TASK INSTRUCTIONS -
Copy each line holding the string "СОУТ".

Collection entries -
%%

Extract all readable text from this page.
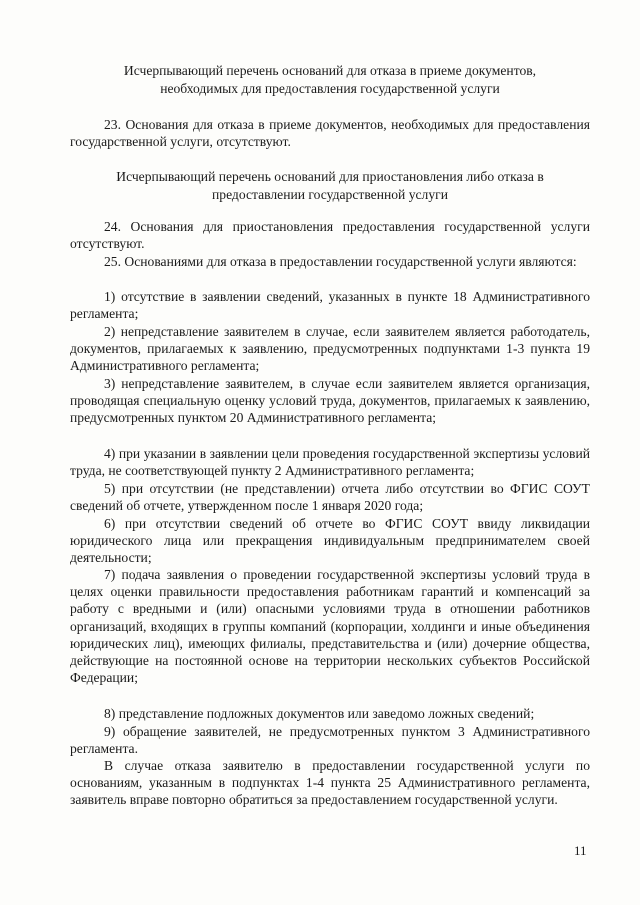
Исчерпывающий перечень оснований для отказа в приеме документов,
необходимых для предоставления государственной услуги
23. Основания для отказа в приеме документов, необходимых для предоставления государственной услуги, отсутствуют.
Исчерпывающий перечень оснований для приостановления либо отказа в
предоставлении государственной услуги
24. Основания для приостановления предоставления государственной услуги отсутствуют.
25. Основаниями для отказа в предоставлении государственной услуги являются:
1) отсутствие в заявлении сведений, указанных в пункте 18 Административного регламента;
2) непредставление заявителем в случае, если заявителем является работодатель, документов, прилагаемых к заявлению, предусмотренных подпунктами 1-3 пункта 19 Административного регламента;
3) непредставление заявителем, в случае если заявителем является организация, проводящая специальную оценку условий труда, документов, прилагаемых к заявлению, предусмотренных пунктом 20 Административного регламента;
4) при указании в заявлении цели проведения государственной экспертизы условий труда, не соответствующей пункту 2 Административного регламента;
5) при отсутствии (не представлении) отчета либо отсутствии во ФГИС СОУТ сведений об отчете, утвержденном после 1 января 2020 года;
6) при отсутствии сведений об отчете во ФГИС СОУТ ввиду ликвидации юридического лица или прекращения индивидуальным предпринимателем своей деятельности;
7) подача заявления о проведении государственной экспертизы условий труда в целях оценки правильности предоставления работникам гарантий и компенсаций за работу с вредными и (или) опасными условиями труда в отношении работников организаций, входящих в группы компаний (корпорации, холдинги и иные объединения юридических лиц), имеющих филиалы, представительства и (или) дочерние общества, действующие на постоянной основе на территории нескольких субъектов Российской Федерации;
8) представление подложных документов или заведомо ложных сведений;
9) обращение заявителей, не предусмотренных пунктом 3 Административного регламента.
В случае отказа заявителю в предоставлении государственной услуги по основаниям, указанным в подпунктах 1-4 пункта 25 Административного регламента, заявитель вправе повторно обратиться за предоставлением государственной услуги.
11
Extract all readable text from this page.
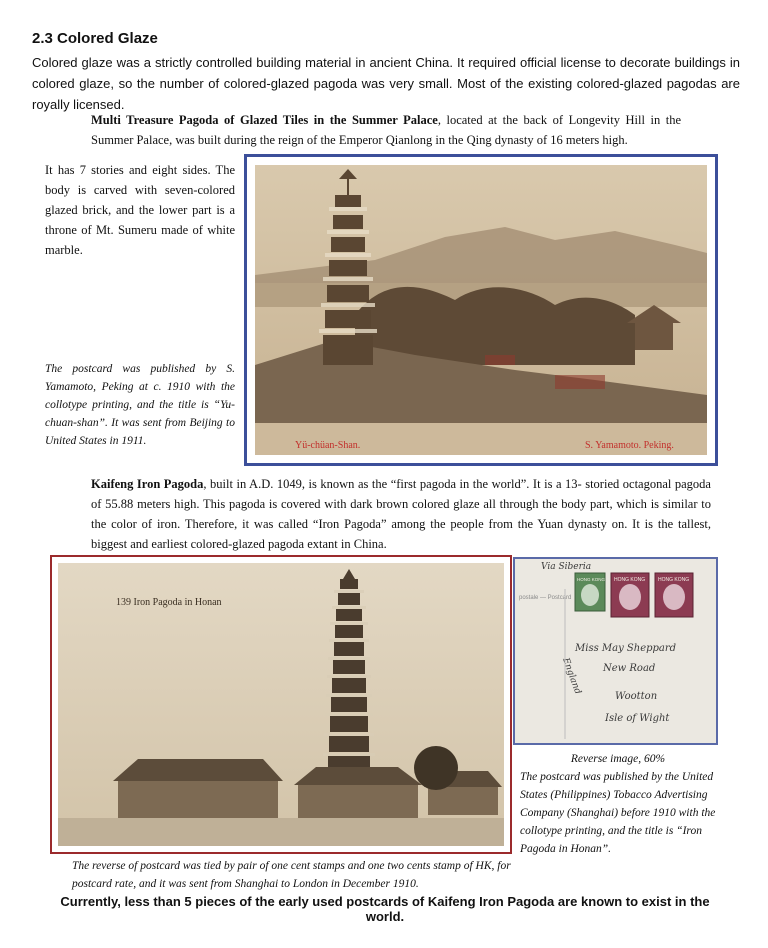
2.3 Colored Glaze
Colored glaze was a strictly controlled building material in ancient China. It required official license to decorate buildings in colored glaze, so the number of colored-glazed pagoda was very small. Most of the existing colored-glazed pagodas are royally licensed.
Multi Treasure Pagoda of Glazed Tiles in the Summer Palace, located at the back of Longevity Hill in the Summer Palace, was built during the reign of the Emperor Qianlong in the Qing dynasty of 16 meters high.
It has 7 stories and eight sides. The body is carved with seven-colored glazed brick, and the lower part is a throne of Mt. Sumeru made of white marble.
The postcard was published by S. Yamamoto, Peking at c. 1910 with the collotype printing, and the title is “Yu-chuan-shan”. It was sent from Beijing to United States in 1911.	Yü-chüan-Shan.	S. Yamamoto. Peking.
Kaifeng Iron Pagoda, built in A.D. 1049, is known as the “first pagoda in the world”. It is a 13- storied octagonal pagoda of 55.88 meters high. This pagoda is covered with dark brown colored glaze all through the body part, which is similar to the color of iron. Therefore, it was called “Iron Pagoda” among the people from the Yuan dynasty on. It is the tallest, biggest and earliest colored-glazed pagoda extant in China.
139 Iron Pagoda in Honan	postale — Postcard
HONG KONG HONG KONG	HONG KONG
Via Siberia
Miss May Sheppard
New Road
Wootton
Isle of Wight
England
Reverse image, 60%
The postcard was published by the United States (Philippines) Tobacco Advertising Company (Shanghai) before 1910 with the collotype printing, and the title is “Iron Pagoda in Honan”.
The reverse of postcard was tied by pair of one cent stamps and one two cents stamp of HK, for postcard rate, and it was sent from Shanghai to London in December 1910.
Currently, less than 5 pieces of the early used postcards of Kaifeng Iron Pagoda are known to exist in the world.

%%
%%

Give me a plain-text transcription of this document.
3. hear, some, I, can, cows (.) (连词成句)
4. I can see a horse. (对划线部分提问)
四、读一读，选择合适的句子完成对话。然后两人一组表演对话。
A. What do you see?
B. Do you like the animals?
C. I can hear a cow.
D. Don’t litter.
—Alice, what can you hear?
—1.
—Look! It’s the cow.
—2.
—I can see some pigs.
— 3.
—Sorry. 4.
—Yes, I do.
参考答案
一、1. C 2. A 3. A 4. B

%%
%%

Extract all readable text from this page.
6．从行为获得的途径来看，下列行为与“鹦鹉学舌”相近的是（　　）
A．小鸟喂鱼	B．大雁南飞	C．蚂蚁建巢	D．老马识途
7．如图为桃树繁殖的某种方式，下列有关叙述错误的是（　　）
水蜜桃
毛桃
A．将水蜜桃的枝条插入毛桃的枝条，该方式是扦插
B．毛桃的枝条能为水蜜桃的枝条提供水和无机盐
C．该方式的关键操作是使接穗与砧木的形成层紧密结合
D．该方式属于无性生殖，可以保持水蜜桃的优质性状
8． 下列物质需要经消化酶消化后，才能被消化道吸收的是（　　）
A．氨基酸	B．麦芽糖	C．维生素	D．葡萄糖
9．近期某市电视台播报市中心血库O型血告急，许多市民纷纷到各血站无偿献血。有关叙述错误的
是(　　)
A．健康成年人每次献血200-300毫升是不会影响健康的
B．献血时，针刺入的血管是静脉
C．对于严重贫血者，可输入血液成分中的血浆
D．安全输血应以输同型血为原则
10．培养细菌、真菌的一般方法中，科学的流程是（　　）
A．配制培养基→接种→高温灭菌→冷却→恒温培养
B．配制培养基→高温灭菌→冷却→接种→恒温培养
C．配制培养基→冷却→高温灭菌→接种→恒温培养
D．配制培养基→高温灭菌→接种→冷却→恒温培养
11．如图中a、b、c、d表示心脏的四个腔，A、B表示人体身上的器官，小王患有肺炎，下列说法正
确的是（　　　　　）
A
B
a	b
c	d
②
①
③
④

%%

COMPLETE OUTPUT -
5) при отсутствии (не представлении) отчета либо отсутствии во ФГИС СОУТ сведений об отчете, утвержденном после 1 января 2020 года;
6) при отсутствии сведений об отчете во ФГИС СОУТ ввиду ликвидации юридического лица или прекращения индивидуальным предпринимателем своей деятельности;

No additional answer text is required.